(Source data)

▬▬▬▬▬▬

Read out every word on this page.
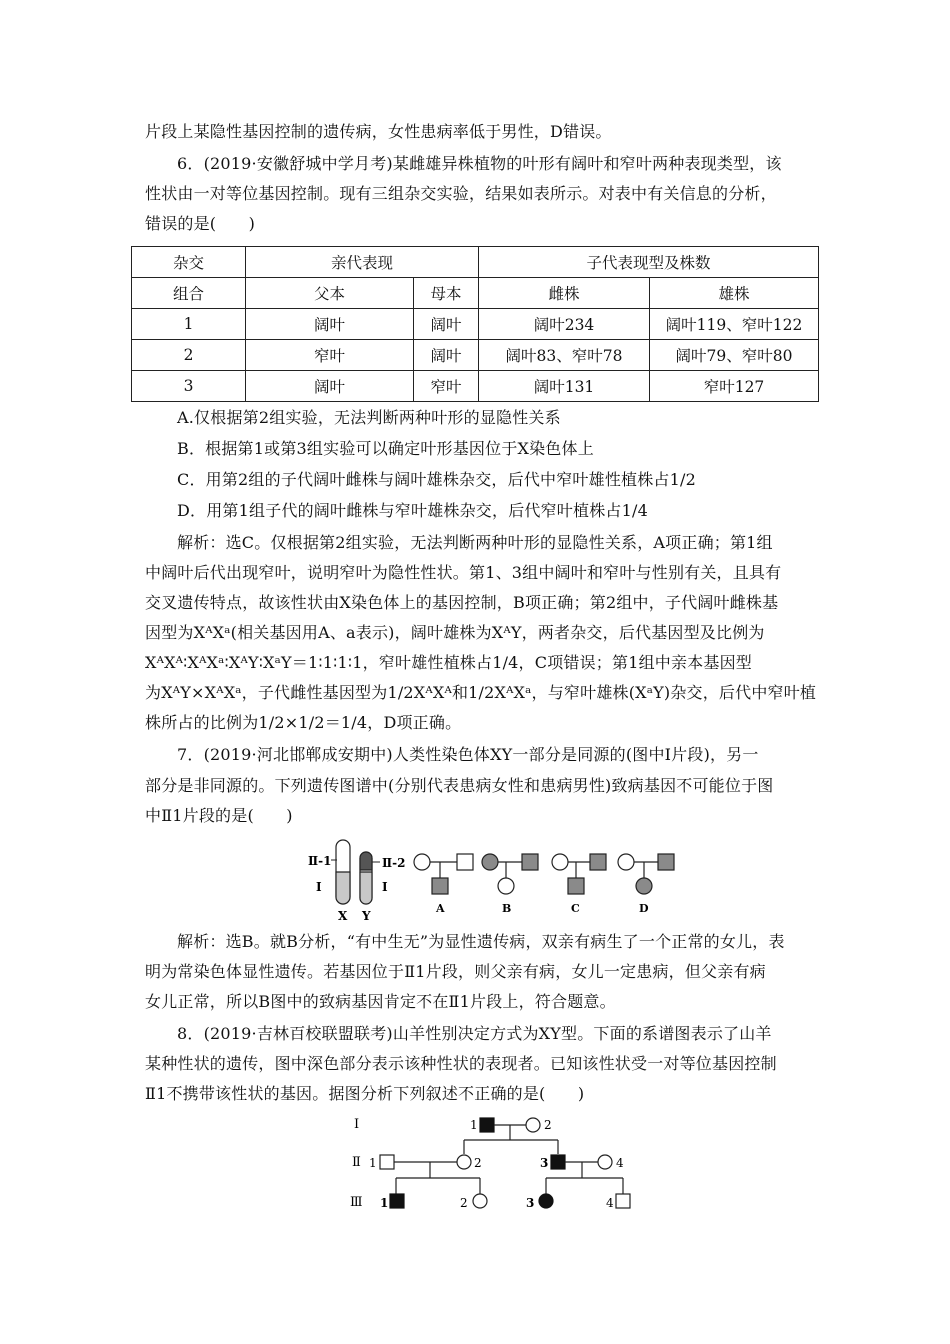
片段上某隐性基因控制的遗传病，女性患病率低于男性，D错误。
6．(2019·安徽舒城中学月考)某雌雄异株植物的叶形有阔叶和窄叶两种表现类型，该
性状由一对等位基因控制。现有三组杂交实验，结果如表所示。对表中有关信息的分析，
错误的是(　　)
杂交	亲代表现		子代表现型及株数	
组合	父本	母本	雌株	雄株
1	阔叶	阔叶	阔叶234	阔叶119、窄叶122
2	窄叶	阔叶	阔叶83、窄叶78	阔叶79、窄叶80
3	阔叶	窄叶	阔叶131	窄叶127
A.仅根据第2组实验，无法判断两种叶形的显隐性关系
B．根据第1或第3组实验可以确定叶形基因位于X染色体上
C．用第2组的子代阔叶雌株与阔叶雄株杂交，后代中窄叶雄性植株占1/2
D．用第1组子代的阔叶雌株与窄叶雄株杂交，后代窄叶植株占1/4
解析：选C。仅根据第2组实验，无法判断两种叶形的显隐性关系，A项正确；第1组
中阔叶后代出现窄叶，说明窄叶为隐性性状。第1、3组中阔叶和窄叶与性别有关，且具有
交叉遗传特点，故该性状由X染色体上的基因控制，B项正确；第2组中，子代阔叶雌株基
因型为XᴬXᵃ(相关基因用A、a表示)，阔叶雄株为XᴬY，两者杂交，后代基因型及比例为
XᴬXᴬ∶XᴬXᵃ∶XᴬY∶XᵃY＝1∶1∶1∶1，窄叶雄性植株占1/4，C项错误；第1组中亲本基因型
为XᴬY×XᴬXᵃ，子代雌性基因型为1/2XᴬXᴬ和1/2XᴬXᵃ，与窄叶雄株(XᵃY)杂交，后代中窄叶植
株所占的比例为1/2×1/2＝1/4，D项正确。
7．(2019·河北邯郸成安期中)人类性染色体XY一部分是同源的(图中Ⅰ片段)，另一
部分是非同源的。下列遗传图谱中(分别代表患病女性和患病男性)致病基因不可能位于图
中Ⅱ1片段的是(　　)
Ⅱ-1	Ⅱ-2
Ⅰ	Ⅰ
X Y
A	B	C	D
解析：选B。就B分析，“有中生无”为显性遗传病，双亲有病生了一个正常的女儿，表
明为常染色体显性遗传。若基因位于Ⅱ1片段，则父亲有病，女儿一定患病，但父亲有病
女儿正常，所以B图中的致病基因肯定不在Ⅱ1片段上，符合题意。
8．(2019·吉林百校联盟联考)山羊性别决定方式为XY型。下面的系谱图表示了山羊
某种性状的遗传，图中深色部分表示该种性状的表现者。已知该性状受一对等位基因控制
Ⅱ1不携带该性状的基因。据图分析下列叙述不正确的是(　　)
Ⅰ
Ⅱ
Ⅲ
1	2
1	2	3	4
1	2	3	4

▬▬▬▬▬▬

EXERCISE DIRECTIONS:
Reproduce every entry word for word, but skip any pictures.

FINAL RESULT:
Read out every word on this page.
片段上某隐性基因控制的遗传病，女性患病率低于男性，D错误。
6．(2019·安徽舒城中学月考)某雌雄异株植物的叶形有阔叶和窄叶两种表现类型，该
性状由一对等位基因控制。现有三组杂交实验，结果如表所示。对表中有关信息的分析，
错误的是(　　)
杂交	亲代表现		子代表现型及株数	
组合	父本	母本	雌株	雄株
1	阔叶	阔叶	阔叶234	阔叶119、窄叶122
2	窄叶	阔叶	阔叶83、窄叶78	阔叶79、窄叶80
3	阔叶	窄叶	阔叶131	窄叶127
A.仅根据第2组实验，无法判断两种叶形的显隐性关系
B．根据第1或第3组实验可以确定叶形基因位于X染色体上
C．用第2组的子代阔叶雌株与阔叶雄株杂交，后代中窄叶雄性植株占1/2
D．用第1组子代的阔叶雌株与窄叶雄株杂交，后代窄叶植株占1/4
解析：选C。仅根据第2组实验，无法判断两种叶形的显隐性关系，A项正确；第1组
中阔叶后代出现窄叶，说明窄叶为隐性性状。第1、3组中阔叶和窄叶与性别有关，且具有
交叉遗传特点，故该性状由X染色体上的基因控制，B项正确；第2组中，子代阔叶雌株基
因型为XᴬXᵃ(相关基因用A、a表示)，阔叶雄株为XᴬY，两者杂交，后代基因型及比例为
XᴬXᴬ∶XᴬXᵃ∶XᴬY∶XᵃY＝1∶1∶1∶1，窄叶雄性植株占1/4，C项错误；第1组中亲本基因型
为XᴬY×XᴬXᵃ，子代雌性基因型为1/2XᴬXᴬ和1/2XᴬXᵃ，与窄叶雄株(XᵃY)杂交，后代中窄叶植
株所占的比例为1/2×1/2＝1/4，D项正确。
7．(2019·河北邯郸成安期中)人类性染色体XY一部分是同源的(图中Ⅰ片段)，另一
部分是非同源的。下列遗传图谱中(分别代表患病女性和患病男性)致病基因不可能位于图
中Ⅱ1片段的是(　　)
Ⅱ-1	Ⅱ-2
Ⅰ	Ⅰ
X Y
A	B	C	D
解析：选B。就B分析，“有中生无”为显性遗传病，双亲有病生了一个正常的女儿，表
明为常染色体显性遗传。若基因位于Ⅱ1片段，则父亲有病，女儿一定患病，但父亲有病
女儿正常，所以B图中的致病基因肯定不在Ⅱ1片段上，符合题意。
8．(2019·吉林百校联盟联考)山羊性别决定方式为XY型。下面的系谱图表示了山羊
某种性状的遗传，图中深色部分表示该种性状的表现者。已知该性状受一对等位基因控制
Ⅱ1不携带该性状的基因。据图分析下列叙述不正确的是(　　)
Ⅰ
Ⅱ
Ⅲ
1	2
1	2	3	4
1	2	3	4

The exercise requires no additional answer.